[Data entries]
****************************************

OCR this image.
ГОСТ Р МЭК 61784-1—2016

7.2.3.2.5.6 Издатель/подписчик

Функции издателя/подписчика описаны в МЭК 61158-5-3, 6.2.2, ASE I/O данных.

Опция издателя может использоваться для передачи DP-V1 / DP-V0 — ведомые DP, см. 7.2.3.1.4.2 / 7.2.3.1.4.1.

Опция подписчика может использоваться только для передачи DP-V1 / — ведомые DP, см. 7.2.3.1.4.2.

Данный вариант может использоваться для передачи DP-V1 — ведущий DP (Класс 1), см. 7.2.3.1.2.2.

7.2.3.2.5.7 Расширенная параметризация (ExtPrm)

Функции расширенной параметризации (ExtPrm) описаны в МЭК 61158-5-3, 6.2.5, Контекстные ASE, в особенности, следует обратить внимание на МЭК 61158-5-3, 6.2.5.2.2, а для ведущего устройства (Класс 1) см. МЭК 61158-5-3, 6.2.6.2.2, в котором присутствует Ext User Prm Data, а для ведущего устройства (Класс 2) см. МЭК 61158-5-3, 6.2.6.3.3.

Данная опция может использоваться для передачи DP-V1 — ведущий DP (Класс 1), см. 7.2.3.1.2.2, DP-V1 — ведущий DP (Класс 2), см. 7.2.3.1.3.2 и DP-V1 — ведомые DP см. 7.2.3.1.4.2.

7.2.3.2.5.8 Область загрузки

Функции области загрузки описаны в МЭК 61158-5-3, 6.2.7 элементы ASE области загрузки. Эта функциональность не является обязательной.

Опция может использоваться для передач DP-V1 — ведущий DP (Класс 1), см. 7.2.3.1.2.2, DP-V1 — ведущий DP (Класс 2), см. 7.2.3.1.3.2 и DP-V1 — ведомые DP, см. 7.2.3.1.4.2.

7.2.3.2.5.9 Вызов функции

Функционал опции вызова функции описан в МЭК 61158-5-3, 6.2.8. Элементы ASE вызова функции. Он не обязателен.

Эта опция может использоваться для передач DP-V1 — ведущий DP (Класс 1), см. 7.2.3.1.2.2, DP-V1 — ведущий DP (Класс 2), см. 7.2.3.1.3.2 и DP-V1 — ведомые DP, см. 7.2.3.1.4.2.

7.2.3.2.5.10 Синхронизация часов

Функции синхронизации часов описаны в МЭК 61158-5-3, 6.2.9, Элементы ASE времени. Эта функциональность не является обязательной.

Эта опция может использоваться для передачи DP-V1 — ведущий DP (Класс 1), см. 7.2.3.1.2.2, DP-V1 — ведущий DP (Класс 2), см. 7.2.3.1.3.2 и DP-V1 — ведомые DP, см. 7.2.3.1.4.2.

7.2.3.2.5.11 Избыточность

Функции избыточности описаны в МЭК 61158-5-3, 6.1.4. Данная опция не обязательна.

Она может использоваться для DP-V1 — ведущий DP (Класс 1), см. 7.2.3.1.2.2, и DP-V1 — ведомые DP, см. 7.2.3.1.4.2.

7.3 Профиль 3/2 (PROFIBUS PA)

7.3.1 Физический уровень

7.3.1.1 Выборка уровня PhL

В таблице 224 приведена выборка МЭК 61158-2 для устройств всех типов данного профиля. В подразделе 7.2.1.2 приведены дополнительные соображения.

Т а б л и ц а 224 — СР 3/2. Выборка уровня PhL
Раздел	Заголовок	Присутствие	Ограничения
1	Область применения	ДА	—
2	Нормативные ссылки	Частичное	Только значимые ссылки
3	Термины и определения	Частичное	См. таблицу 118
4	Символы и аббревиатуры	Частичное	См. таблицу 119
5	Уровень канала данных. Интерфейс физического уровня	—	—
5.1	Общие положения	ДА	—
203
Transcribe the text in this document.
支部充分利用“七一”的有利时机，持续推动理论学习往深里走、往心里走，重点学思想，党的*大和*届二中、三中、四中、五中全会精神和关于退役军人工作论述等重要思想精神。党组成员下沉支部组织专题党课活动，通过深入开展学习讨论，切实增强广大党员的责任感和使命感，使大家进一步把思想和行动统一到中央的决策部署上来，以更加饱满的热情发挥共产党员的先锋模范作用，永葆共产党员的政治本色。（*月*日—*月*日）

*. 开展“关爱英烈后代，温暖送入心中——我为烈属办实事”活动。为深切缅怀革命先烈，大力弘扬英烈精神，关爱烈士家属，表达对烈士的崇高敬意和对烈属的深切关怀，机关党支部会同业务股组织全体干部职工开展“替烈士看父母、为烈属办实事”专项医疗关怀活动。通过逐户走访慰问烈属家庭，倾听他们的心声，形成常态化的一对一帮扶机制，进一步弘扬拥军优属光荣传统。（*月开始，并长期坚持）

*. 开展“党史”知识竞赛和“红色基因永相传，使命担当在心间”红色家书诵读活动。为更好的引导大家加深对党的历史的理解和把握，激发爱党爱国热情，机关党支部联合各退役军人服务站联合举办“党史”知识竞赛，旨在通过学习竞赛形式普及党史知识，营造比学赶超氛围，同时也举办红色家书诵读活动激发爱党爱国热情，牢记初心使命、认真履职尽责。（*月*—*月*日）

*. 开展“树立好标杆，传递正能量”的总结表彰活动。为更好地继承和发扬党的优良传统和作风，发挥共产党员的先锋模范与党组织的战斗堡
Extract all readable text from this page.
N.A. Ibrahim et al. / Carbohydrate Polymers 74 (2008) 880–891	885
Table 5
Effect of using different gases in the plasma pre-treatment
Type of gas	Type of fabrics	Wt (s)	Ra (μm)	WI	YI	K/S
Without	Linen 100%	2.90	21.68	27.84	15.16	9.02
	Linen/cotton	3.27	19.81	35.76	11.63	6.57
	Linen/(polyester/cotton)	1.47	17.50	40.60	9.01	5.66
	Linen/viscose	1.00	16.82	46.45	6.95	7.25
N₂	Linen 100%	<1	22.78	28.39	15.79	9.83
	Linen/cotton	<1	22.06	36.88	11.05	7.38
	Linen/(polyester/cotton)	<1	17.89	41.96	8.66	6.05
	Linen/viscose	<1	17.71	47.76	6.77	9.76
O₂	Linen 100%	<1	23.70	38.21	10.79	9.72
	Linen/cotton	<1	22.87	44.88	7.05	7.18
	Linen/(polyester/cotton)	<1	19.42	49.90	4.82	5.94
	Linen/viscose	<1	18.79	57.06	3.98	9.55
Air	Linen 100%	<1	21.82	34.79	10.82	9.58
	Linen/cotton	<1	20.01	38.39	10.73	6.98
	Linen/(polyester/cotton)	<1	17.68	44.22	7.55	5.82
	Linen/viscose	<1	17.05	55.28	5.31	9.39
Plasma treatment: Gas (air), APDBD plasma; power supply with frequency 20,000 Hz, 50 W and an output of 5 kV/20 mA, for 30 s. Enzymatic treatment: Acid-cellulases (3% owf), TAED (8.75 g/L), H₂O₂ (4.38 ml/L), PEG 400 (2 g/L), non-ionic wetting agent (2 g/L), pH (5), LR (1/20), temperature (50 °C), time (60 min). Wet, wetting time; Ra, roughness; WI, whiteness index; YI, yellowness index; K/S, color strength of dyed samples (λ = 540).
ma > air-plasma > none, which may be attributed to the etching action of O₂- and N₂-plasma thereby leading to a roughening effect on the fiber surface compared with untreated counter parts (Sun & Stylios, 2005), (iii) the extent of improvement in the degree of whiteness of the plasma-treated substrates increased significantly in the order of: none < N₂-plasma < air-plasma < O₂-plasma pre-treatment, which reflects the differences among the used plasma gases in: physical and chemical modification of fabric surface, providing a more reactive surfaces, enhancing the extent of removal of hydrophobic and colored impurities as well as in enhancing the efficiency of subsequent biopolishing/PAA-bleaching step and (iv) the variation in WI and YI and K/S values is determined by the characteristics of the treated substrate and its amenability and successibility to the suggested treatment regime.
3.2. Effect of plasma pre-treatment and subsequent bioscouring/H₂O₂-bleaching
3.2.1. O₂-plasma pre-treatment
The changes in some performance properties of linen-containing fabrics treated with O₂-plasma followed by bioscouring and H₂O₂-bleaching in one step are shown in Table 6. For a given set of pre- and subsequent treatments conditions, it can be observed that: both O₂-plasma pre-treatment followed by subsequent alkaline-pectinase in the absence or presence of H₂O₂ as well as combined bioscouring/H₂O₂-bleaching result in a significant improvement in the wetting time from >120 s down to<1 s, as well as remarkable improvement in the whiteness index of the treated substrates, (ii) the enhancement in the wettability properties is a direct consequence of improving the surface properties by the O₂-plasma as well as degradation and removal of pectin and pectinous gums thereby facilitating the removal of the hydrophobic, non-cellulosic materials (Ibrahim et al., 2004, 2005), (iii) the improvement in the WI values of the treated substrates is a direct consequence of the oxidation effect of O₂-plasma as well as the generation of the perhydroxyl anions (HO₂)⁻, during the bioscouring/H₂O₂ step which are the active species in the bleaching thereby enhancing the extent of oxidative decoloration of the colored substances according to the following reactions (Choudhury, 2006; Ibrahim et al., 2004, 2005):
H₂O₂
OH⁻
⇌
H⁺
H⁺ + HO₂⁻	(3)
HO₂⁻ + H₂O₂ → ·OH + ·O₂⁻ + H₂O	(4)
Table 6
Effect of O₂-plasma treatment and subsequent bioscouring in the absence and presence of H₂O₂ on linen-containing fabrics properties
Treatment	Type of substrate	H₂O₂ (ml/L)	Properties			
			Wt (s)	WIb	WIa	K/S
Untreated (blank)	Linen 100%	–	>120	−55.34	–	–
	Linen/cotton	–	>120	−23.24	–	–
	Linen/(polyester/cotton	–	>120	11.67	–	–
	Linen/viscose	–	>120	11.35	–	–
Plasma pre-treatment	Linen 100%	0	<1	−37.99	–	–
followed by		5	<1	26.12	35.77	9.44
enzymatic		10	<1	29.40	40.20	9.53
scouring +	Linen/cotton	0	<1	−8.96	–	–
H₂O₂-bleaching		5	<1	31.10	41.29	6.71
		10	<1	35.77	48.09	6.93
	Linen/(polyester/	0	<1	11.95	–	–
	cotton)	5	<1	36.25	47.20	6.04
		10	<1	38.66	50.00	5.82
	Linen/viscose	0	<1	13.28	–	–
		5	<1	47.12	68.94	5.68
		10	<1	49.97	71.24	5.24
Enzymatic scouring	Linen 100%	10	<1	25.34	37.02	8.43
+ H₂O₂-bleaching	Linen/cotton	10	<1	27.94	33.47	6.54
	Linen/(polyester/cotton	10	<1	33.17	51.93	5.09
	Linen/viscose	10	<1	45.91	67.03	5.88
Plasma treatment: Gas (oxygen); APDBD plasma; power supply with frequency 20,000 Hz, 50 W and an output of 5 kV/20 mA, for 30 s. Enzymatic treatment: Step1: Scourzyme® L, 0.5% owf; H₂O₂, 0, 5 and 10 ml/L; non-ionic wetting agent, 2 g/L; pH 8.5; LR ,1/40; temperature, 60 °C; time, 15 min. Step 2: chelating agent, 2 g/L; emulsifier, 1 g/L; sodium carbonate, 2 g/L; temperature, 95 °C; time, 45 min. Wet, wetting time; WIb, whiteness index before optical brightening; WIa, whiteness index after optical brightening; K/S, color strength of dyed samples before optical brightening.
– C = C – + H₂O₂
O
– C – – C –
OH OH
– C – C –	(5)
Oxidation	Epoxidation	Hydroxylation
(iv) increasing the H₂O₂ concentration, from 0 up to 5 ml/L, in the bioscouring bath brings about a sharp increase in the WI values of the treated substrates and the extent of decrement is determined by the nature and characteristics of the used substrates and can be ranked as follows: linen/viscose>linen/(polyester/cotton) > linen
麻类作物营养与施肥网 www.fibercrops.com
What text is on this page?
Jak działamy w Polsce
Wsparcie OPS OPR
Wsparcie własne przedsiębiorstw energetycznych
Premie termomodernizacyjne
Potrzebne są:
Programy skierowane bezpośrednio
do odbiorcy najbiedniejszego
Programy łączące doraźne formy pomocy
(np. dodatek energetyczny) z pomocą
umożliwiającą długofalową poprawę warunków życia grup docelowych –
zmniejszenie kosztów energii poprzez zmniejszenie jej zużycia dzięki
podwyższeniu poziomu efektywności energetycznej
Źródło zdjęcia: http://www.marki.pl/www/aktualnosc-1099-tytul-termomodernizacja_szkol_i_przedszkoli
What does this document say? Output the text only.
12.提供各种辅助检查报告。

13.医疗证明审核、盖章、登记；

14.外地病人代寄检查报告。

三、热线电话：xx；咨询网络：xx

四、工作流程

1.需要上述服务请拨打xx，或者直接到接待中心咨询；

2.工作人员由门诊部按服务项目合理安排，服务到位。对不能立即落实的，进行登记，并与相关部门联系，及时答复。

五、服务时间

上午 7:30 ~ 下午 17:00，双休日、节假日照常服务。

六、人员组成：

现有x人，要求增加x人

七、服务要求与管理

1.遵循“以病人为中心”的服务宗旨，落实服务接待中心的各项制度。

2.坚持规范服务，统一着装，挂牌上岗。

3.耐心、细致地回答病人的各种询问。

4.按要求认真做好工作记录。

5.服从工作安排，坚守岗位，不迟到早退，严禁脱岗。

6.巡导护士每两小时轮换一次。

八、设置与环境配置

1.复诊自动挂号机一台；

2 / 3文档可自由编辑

****************************************

§ **THE PROBLEM**
State the count of lines in the data holding the word "page", adding nothing to it.

§ **WRITTEN ANSWER**
2